Direction: Reproduce the material below word for word, from its first line through the line containing "itunes-icon[interactable]: ♫: [499, 463, 530, 494]", with both of those lines included.

+ + + + + + +

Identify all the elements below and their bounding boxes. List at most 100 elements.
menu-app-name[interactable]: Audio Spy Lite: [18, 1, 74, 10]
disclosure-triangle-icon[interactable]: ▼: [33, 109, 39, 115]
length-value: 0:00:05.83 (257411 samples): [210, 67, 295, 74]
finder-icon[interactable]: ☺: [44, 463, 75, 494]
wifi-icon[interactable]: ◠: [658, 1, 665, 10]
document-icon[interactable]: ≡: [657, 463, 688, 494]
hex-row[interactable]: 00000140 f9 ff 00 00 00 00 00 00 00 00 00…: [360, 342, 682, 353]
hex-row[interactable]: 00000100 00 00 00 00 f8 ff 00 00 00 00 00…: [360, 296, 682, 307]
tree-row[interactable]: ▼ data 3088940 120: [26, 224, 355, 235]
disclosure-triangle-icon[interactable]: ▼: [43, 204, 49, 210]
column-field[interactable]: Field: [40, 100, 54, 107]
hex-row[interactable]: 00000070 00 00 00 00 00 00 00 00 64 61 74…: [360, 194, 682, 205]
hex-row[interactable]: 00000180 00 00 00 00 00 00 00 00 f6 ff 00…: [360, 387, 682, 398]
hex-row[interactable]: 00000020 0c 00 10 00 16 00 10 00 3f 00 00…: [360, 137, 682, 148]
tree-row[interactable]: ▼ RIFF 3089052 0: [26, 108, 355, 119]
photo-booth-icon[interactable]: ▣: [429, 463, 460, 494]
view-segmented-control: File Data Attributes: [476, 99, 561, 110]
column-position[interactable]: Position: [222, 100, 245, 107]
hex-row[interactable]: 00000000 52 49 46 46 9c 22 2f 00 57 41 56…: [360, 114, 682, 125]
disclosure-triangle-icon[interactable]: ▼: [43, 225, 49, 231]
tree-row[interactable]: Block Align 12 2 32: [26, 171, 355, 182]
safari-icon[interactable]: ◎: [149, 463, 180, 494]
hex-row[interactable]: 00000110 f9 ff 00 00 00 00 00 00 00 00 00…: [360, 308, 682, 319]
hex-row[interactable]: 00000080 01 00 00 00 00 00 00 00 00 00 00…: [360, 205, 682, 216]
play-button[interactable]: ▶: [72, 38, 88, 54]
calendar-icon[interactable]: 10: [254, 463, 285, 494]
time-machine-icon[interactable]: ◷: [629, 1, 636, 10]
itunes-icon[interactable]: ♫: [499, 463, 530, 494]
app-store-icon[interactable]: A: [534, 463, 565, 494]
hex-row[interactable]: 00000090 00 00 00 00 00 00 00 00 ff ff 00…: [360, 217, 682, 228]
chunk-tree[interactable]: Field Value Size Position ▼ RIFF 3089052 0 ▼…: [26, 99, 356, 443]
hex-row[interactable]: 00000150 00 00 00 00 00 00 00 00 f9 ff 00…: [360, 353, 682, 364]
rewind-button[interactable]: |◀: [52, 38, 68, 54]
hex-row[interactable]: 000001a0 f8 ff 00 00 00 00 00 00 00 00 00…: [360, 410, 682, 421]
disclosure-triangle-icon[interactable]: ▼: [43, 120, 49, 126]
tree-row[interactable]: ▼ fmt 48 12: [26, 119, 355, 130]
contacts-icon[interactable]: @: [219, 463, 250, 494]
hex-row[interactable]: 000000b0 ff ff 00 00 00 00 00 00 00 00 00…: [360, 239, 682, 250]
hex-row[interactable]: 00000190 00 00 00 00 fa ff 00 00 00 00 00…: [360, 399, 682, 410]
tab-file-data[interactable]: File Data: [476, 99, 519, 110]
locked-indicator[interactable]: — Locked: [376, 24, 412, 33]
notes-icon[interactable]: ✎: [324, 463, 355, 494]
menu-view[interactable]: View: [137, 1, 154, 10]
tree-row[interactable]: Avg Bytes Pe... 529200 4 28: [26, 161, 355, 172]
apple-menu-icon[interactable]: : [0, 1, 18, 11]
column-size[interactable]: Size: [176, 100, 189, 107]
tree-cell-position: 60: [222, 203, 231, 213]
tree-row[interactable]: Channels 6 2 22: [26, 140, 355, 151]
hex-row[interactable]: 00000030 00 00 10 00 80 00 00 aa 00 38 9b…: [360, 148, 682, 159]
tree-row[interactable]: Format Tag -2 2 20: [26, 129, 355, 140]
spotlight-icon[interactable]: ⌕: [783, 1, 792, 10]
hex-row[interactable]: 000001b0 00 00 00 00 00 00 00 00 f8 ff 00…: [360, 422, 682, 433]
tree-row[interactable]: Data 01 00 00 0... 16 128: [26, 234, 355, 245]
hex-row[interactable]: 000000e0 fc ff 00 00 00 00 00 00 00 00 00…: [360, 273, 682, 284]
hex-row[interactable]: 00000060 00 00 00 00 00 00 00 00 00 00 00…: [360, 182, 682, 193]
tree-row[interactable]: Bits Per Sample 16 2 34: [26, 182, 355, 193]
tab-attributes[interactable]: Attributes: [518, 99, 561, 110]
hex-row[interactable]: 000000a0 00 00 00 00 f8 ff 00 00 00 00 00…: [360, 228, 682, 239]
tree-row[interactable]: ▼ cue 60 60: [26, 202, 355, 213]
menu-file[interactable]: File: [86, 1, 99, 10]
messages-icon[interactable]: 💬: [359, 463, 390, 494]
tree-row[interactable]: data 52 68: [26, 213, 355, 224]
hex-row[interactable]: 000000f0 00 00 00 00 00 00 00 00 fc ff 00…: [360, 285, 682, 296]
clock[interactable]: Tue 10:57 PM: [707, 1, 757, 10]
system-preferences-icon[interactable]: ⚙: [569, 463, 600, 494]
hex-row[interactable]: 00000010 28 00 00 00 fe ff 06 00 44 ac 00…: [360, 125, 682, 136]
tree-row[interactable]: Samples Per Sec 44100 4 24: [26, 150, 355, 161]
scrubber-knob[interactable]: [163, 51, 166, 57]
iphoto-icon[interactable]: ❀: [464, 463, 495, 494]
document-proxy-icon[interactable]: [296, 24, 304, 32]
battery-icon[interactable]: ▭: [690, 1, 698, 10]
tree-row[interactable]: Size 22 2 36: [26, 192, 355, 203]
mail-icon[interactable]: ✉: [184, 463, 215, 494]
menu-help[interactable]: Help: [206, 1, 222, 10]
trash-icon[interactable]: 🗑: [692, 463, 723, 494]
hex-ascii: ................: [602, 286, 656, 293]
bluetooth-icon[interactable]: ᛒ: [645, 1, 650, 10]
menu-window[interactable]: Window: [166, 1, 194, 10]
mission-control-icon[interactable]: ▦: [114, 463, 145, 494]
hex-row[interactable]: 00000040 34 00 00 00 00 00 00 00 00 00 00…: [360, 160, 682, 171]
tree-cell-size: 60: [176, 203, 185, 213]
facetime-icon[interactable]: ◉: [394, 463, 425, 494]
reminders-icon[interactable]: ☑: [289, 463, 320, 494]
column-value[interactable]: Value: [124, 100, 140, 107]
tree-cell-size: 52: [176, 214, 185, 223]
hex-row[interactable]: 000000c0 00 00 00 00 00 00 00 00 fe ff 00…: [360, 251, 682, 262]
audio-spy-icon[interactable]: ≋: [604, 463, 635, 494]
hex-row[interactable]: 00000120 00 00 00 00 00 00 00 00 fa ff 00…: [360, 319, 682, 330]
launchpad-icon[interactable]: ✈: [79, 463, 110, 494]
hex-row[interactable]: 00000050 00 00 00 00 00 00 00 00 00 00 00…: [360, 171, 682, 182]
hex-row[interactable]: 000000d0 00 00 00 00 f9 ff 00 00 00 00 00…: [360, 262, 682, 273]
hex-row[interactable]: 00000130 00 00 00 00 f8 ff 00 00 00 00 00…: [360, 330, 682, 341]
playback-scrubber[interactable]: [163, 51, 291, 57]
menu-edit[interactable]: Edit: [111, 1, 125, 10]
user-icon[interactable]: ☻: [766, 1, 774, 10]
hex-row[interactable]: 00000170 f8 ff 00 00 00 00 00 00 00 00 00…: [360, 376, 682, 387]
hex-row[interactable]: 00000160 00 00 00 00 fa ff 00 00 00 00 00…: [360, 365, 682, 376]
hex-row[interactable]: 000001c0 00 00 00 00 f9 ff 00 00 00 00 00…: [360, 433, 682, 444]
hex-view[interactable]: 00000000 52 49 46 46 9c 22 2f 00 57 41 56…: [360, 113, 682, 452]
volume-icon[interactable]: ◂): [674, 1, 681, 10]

+ + + + + + +

Response to this exercise:
Identify all the elements below and their bounding boxes. List at most 100 elements.
menu-app-name[interactable]: Audio Spy Lite: [18, 1, 74, 10]
disclosure-triangle-icon[interactable]: ▼: [33, 109, 39, 115]
length-value: 0:00:05.83 (257411 samples): [210, 67, 295, 74]
finder-icon[interactable]: ☺: [44, 463, 75, 494]
wifi-icon[interactable]: ◠: [658, 1, 665, 10]
document-icon[interactable]: ≡: [657, 463, 688, 494]
hex-row[interactable]: 00000140 f9 ff 00 00 00 00 00 00 00 00 00…: [360, 342, 682, 353]
hex-row[interactable]: 00000100 00 00 00 00 f8 ff 00 00 00 00 00…: [360, 296, 682, 307]
tree-row[interactable]: ▼ data 3088940 120: [26, 224, 355, 235]
disclosure-triangle-icon[interactable]: ▼: [43, 204, 49, 210]
column-field[interactable]: Field: [40, 100, 54, 107]
hex-row[interactable]: 00000070 00 00 00 00 00 00 00 00 64 61 74…: [360, 194, 682, 205]
hex-row[interactable]: 00000180 00 00 00 00 00 00 00 00 f6 ff 00…: [360, 387, 682, 398]
hex-row[interactable]: 00000020 0c 00 10 00 16 00 10 00 3f 00 00…: [360, 137, 682, 148]
tree-row[interactable]: ▼ RIFF 3089052 0: [26, 108, 355, 119]
photo-booth-icon[interactable]: ▣: [429, 463, 460, 494]
view-segmented-control: File Data Attributes: [476, 99, 561, 110]
column-position[interactable]: Position: [222, 100, 245, 107]
hex-row[interactable]: 00000000 52 49 46 46 9c 22 2f 00 57 41 56…: [360, 114, 682, 125]
disclosure-triangle-icon[interactable]: ▼: [43, 225, 49, 231]
tree-row[interactable]: Block Align 12 2 32: [26, 171, 355, 182]
safari-icon[interactable]: ◎: [149, 463, 180, 494]
hex-row[interactable]: 00000110 f9 ff 00 00 00 00 00 00 00 00 00…: [360, 308, 682, 319]
hex-row[interactable]: 00000080 01 00 00 00 00 00 00 00 00 00 00…: [360, 205, 682, 216]
play-button[interactable]: ▶: [72, 38, 88, 54]
calendar-icon[interactable]: 10: [254, 463, 285, 494]
time-machine-icon[interactable]: ◷: [629, 1, 636, 10]
itunes-icon[interactable]: ♫: [499, 463, 530, 494]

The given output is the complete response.